#### The problem:
Filter the data below for the string "those" and copy each matching line.

#### Stored records:
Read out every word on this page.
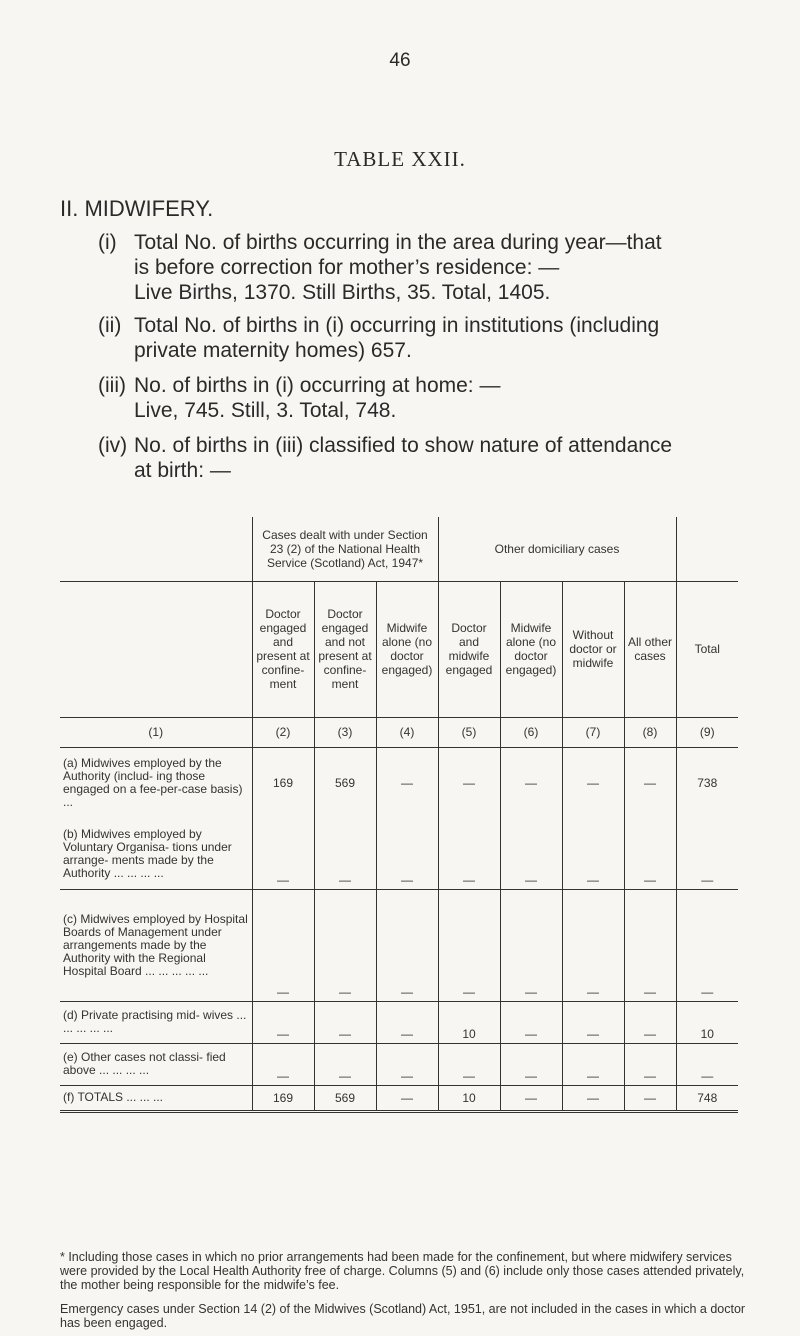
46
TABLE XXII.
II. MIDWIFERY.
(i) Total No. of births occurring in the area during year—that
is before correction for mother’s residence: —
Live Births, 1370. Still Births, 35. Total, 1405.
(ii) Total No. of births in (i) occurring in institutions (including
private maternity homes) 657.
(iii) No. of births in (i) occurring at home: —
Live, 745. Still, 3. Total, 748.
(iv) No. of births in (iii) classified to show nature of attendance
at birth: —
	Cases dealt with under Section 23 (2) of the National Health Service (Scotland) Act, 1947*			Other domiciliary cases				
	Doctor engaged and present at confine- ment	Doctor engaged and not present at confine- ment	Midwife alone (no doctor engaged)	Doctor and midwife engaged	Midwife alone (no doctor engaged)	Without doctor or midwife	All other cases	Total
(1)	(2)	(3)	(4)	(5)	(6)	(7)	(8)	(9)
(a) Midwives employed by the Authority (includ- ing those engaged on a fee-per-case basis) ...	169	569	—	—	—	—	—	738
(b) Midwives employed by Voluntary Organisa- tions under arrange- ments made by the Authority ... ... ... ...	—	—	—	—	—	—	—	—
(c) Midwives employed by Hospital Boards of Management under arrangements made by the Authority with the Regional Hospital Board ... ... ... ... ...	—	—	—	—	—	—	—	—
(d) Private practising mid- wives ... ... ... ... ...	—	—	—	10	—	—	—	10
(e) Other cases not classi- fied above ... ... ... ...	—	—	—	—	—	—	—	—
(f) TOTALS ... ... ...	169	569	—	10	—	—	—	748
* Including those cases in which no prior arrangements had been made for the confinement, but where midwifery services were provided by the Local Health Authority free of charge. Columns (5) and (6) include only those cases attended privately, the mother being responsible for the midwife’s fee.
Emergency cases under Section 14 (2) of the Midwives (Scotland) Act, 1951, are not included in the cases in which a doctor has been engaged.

* * *

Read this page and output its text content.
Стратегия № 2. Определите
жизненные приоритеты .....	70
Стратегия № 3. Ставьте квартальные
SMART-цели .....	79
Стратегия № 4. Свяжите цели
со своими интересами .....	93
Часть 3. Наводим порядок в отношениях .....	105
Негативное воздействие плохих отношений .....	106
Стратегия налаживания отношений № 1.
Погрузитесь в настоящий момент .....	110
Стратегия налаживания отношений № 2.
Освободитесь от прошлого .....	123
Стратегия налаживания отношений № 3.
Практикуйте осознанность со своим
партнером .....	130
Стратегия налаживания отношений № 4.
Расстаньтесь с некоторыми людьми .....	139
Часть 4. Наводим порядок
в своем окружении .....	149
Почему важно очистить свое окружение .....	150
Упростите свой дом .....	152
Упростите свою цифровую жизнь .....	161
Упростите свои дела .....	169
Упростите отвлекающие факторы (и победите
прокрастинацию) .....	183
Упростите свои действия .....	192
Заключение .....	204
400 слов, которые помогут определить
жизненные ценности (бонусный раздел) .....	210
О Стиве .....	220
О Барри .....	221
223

--

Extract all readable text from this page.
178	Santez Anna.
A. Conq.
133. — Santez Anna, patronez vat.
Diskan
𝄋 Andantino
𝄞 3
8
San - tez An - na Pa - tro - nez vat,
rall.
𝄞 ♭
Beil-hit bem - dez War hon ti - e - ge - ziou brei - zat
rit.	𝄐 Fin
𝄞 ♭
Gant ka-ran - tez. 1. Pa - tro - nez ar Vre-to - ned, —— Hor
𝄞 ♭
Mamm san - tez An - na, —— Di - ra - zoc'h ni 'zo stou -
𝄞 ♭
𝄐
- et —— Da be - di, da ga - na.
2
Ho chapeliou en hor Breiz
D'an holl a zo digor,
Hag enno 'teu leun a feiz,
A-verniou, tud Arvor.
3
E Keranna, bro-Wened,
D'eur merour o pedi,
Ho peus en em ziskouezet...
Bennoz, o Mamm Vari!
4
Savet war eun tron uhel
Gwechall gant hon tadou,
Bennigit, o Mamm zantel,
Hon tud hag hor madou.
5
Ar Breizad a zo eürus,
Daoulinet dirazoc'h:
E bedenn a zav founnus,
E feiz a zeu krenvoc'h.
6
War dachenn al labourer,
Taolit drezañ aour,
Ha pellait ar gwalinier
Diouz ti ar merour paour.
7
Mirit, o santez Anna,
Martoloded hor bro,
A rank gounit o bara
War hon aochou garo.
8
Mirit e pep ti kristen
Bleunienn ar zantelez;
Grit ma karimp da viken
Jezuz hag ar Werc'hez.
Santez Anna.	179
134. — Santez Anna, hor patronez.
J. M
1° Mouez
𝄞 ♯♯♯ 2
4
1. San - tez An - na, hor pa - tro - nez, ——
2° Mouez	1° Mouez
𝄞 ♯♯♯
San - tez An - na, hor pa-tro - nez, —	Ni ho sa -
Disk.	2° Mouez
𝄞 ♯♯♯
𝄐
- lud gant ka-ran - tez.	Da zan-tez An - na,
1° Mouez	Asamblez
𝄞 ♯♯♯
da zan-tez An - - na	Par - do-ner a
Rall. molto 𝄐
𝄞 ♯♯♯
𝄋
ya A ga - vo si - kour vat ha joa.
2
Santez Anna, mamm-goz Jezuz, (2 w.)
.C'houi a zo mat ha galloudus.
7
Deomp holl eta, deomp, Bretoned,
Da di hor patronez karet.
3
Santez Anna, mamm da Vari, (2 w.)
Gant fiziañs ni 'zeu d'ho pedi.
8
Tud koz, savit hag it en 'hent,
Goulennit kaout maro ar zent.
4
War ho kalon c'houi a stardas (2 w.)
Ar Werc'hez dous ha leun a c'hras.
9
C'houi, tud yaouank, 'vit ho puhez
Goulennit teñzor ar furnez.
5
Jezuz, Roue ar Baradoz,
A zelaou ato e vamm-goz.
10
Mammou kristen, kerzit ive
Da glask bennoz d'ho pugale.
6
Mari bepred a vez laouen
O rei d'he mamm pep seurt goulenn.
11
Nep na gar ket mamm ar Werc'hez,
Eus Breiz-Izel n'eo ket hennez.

#### Written response:
(a) Midwives employed by the Authority (includ- ing those engaged on a fee-per-case basis) ...	169	569	—	—	—	—	—	738
* Including those cases in which no prior arrangements had been made for the confinement, but where midwifery services were provided by the Local Health Authority free of charge. Columns (5) and (6) include only those cases attended privately, the mother being responsible for the midwife’s fee.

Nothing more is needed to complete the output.